GIVEN EXERCISE:
Report, word for word, every line of the material that contains "your".

MATERIAL PROVIDED:

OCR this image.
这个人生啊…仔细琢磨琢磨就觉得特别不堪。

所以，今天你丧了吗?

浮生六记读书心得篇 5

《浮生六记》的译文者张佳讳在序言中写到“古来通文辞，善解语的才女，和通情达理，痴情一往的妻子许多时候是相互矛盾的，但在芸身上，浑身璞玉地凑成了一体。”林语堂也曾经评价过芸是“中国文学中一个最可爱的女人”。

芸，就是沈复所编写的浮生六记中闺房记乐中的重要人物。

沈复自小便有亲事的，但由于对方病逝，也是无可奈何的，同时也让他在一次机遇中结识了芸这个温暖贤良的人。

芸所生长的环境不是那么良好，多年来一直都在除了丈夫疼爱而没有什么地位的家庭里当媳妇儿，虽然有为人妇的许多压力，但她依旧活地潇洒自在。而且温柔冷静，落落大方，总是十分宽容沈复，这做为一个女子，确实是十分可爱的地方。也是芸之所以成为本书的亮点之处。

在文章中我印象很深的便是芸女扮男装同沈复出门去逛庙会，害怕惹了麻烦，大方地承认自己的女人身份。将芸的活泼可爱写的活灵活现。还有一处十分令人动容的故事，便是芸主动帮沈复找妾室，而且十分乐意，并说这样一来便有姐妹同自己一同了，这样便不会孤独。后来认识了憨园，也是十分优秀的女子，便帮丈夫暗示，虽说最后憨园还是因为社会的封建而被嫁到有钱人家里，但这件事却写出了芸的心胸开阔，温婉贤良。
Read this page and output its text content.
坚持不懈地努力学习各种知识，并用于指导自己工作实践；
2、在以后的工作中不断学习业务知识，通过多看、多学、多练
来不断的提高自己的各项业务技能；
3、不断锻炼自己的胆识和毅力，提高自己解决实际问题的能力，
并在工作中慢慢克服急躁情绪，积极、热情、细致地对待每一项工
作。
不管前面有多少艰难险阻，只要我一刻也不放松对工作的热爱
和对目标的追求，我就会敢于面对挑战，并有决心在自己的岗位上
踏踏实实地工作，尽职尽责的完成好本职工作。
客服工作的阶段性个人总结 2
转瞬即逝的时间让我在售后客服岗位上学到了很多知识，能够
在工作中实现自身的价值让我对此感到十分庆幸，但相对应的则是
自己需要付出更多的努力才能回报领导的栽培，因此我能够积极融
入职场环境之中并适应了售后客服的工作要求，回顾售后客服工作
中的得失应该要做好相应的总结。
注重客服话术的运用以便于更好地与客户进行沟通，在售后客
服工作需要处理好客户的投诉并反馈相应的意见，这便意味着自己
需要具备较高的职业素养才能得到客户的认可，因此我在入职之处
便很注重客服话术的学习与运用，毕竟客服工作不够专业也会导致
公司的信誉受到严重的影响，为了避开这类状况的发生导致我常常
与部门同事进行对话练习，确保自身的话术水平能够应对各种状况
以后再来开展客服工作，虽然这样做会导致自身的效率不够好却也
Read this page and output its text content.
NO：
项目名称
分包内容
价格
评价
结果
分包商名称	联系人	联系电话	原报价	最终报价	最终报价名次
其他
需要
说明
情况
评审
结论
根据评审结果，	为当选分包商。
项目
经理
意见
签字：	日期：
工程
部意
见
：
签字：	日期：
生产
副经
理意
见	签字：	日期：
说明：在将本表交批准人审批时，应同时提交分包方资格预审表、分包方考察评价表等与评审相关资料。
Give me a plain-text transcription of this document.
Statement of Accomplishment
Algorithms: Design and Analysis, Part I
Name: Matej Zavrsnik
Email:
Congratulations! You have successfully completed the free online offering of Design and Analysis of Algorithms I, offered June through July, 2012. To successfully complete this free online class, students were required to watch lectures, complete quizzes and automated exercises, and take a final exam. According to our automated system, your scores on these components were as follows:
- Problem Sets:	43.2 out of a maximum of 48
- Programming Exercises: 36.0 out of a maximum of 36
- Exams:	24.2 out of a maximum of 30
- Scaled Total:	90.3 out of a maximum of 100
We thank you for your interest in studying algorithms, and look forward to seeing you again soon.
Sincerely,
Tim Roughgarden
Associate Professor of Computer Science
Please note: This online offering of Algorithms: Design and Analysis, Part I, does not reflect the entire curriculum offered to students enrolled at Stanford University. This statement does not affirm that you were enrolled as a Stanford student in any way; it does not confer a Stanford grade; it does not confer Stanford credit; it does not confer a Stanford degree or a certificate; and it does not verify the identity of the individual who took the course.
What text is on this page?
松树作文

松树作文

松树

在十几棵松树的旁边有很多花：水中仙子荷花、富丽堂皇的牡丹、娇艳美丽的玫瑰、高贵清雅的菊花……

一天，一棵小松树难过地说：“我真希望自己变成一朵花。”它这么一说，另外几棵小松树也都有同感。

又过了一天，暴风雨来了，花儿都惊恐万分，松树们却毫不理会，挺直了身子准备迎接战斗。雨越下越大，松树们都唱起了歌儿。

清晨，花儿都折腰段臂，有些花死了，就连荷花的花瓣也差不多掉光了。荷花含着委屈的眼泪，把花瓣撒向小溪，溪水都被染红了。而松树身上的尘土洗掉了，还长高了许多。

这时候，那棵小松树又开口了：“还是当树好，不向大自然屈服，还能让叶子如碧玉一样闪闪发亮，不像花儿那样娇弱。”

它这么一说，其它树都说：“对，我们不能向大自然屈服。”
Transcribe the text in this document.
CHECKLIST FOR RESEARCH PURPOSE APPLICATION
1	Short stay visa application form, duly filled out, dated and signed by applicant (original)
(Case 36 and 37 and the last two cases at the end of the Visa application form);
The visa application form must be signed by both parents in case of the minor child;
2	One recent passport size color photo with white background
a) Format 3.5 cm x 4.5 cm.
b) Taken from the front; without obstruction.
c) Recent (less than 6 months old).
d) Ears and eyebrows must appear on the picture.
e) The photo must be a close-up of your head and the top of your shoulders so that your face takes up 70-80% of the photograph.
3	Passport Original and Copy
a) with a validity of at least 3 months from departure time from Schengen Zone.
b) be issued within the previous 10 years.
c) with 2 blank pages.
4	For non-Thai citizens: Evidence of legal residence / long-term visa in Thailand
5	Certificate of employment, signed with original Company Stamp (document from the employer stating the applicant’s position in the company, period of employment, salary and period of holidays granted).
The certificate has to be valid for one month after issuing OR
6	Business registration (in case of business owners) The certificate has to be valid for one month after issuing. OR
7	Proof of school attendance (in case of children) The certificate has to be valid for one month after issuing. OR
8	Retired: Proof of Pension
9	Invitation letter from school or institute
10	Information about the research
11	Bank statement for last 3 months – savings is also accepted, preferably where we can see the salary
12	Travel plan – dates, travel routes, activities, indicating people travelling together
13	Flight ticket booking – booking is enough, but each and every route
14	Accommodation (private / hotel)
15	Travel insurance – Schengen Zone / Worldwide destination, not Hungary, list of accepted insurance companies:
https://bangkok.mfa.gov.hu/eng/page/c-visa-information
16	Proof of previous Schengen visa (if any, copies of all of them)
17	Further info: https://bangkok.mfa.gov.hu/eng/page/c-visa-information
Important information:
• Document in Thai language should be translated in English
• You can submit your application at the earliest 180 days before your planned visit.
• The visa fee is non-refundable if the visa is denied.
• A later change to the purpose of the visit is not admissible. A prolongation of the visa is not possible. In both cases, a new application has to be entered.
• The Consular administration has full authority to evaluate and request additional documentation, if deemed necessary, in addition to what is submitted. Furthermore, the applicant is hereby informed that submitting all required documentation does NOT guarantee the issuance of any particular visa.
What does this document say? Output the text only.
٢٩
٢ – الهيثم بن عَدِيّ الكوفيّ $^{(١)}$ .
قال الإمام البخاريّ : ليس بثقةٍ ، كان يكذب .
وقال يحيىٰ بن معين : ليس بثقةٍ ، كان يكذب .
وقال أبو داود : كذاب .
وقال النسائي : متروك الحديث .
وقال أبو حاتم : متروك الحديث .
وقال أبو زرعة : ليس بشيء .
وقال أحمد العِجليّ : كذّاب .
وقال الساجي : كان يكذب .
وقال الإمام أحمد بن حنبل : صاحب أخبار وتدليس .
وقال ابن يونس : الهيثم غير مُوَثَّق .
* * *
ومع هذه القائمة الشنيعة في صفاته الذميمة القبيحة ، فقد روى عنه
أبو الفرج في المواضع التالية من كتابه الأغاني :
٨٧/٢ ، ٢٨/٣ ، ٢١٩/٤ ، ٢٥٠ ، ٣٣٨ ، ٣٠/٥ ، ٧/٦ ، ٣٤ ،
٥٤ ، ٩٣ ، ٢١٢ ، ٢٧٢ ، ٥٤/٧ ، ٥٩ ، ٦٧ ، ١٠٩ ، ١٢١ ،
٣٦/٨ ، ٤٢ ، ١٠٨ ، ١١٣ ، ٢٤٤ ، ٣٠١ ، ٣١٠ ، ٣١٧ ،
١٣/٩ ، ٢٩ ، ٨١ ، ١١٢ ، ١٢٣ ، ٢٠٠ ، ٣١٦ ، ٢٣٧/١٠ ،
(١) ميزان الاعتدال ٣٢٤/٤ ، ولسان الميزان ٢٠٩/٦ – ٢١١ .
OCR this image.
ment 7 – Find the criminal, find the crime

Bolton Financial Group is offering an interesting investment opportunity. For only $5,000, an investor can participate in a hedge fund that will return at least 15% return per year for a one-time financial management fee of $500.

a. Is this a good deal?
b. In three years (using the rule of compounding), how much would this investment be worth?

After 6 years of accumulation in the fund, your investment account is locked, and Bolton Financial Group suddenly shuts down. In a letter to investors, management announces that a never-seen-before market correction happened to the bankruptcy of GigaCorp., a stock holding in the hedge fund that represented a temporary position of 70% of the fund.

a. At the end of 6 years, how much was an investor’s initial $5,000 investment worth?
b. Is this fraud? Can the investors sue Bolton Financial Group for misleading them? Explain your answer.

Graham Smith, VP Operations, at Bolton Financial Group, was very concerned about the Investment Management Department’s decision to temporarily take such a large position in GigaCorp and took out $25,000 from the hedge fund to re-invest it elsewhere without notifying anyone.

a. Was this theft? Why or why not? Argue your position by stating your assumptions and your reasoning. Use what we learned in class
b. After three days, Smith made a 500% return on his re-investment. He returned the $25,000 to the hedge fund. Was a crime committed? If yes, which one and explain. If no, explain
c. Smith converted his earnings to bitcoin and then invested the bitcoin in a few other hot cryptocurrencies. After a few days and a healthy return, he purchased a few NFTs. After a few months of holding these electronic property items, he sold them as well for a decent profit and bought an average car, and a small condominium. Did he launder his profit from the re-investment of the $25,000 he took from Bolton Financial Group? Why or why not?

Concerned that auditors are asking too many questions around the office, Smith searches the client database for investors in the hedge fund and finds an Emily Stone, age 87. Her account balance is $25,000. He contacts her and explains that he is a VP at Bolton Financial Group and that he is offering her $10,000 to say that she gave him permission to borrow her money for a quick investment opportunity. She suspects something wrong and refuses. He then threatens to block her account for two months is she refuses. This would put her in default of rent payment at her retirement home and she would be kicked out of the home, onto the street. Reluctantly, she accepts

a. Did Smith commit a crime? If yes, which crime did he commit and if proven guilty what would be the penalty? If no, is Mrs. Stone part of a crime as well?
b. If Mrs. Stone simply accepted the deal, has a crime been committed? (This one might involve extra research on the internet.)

COMPLETE ANSWER:
Congratulations! You have successfully completed the free online offering of Design and Analysis of Algorithms I, offered June through July, 2012. To successfully complete this free online class, students were required to watch lectures, complete quizzes and automated exercises, and take a final exam. According to our automated system, your scores on these components were as follows:
We thank you for your interest in studying algorithms, and look forward to seeing you again soon.
e) The photo must be a close-up of your head and the top of your shoulders so that your face takes up 70-80% of the photograph.
• You can submit your application at the earliest 180 days before your planned visit.
After 6 years of accumulation in the fund, your investment account is locked, and Bolton Financial Group suddenly shuts down. In a letter to investors, management announces that a never-seen-before market correction happened to the bankruptcy of GigaCorp., a stock holding in the hedge fund that represented a temporary position of 70% of the fund.
b. Is this fraud? Can the investors sue Bolton Financial Group for misleading them? Explain your answer.
a. Was this theft? Why or why not? Argue your position by stating your assumptions and your reasoning. Use what we learned in class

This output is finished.